REQUIRED TASK
Will you quote all of the entries, word for word?

# start of ENTRIES SUPPLIED

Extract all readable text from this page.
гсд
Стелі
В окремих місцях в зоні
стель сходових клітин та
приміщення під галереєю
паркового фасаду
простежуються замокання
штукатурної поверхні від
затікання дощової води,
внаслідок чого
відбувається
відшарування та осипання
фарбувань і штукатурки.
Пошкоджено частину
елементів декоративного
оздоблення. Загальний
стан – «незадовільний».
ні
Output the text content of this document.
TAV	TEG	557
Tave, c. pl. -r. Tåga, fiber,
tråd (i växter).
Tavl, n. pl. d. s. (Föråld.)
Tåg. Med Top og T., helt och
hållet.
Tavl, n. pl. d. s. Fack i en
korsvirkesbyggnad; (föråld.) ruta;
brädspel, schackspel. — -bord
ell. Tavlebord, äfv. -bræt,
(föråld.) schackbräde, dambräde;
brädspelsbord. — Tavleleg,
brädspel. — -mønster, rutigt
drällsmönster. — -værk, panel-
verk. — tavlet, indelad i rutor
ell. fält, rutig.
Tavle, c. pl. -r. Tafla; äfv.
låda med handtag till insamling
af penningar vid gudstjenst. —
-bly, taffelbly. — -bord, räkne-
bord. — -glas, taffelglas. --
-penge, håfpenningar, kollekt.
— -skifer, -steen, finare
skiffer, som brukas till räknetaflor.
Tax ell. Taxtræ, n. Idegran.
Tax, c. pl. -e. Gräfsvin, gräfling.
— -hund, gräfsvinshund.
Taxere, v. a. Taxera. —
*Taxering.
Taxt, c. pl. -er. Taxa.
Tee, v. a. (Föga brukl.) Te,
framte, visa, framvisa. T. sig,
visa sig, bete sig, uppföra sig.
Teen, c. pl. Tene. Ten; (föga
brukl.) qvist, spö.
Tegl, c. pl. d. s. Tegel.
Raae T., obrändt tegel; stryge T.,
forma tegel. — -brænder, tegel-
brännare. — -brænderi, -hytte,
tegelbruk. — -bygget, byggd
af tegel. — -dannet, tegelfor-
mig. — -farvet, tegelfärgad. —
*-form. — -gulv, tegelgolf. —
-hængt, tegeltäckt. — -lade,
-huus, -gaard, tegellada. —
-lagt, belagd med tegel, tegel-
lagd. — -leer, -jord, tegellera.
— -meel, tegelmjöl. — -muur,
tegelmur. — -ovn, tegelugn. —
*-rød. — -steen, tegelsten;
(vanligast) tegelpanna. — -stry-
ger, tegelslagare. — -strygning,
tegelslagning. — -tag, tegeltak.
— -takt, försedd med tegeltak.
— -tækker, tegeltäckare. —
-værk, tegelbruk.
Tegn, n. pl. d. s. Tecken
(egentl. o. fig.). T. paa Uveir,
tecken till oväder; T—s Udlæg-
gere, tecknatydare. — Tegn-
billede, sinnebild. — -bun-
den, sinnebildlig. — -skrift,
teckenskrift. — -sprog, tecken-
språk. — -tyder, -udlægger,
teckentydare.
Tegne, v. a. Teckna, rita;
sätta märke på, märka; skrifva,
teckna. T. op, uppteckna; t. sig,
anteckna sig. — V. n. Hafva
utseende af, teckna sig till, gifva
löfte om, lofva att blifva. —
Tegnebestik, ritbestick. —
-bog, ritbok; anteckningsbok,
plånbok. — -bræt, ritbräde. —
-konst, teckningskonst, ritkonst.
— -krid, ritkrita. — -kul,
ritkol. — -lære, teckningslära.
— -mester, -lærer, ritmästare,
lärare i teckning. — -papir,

# end of ENTRIES SUPPLIED

RIGHT ANSWER
Extract all readable text from this page.
гсд
Стелі
В окремих місцях в зоні
стель сходових клітин та
приміщення під галереєю
паркового фасаду
простежуються замокання
штукатурної поверхні від
затікання дощової води,
внаслідок чого
відбувається
відшарування та осипання
фарбувань і штукатурки.
Пошкоджено частину
елементів декоративного
оздоблення. Загальний
стан – «незадовільний».
ні
Output the text content of this document.
TAV	TEG	557
Tave, c. pl. -r. Tåga, fiber,
tråd (i växter).
Tavl, n. pl. d. s. (Föråld.)
Tåg. Med Top og T., helt och
hållet.
Tavl, n. pl. d. s. Fack i en
korsvirkesbyggnad; (föråld.) ruta;
brädspel, schackspel. — -bord
ell. Tavlebord, äfv. -bræt,
(föråld.) schackbräde, dambräde;
brädspelsbord. — Tavleleg,
brädspel. — -mønster, rutigt
drällsmönster. — -værk, panel-
verk. — tavlet, indelad i rutor
ell. fält, rutig.
Tavle, c. pl. -r. Tafla; äfv.
låda med handtag till insamling
af penningar vid gudstjenst. —
-bly, taffelbly. — -bord, räkne-
bord. — -glas, taffelglas. --
-penge, håfpenningar, kollekt.
— -skifer, -steen, finare
skiffer, som brukas till räknetaflor.
Tax ell. Taxtræ, n. Idegran.
Tax, c. pl. -e. Gräfsvin, gräfling.
— -hund, gräfsvinshund.
Taxere, v. a. Taxera. —
*Taxering.
Taxt, c. pl. -er. Taxa.
Tee, v. a. (Föga brukl.) Te,
framte, visa, framvisa. T. sig,
visa sig, bete sig, uppföra sig.
Teen, c. pl. Tene. Ten; (föga
brukl.) qvist, spö.
Tegl, c. pl. d. s. Tegel.
Raae T., obrändt tegel; stryge T.,
forma tegel. — -brænder, tegel-
brännare. — -brænderi, -hytte,
tegelbruk. — -bygget, byggd
af tegel. — -dannet, tegelfor-
mig. — -farvet, tegelfärgad. —
*-form. — -gulv, tegelgolf. —
-hængt, tegeltäckt. — -lade,
-huus, -gaard, tegellada. —
-lagt, belagd med tegel, tegel-
lagd. — -leer, -jord, tegellera.
— -meel, tegelmjöl. — -muur,
tegelmur. — -ovn, tegelugn. —
*-rød. — -steen, tegelsten;
(vanligast) tegelpanna. — -stry-
ger, tegelslagare. — -strygning,
tegelslagning. — -tag, tegeltak.
— -takt, försedd med tegeltak.
— -tækker, tegeltäckare. —
-værk, tegelbruk.
Tegn, n. pl. d. s. Tecken
(egentl. o. fig.). T. paa Uveir,
tecken till oväder; T—s Udlæg-
gere, tecknatydare. — Tegn-
billede, sinnebild. — -bun-
den, sinnebildlig. — -skrift,
teckenskrift. — -sprog, tecken-
språk. — -tyder, -udlægger,
teckentydare.
Tegne, v. a. Teckna, rita;
sätta märke på, märka; skrifva,
teckna. T. op, uppteckna; t. sig,
anteckna sig. — V. n. Hafva
utseende af, teckna sig till, gifva
löfte om, lofva att blifva. —
Tegnebestik, ritbestick. —
-bog, ritbok; anteckningsbok,
plånbok. — -bræt, ritbräde. —
-konst, teckningskonst, ritkonst.
— -krid, ritkrita. — -kul,
ritkol. — -lære, teckningslära.
— -mester, -lærer, ritmästare,
lärare i teckning. — -papir,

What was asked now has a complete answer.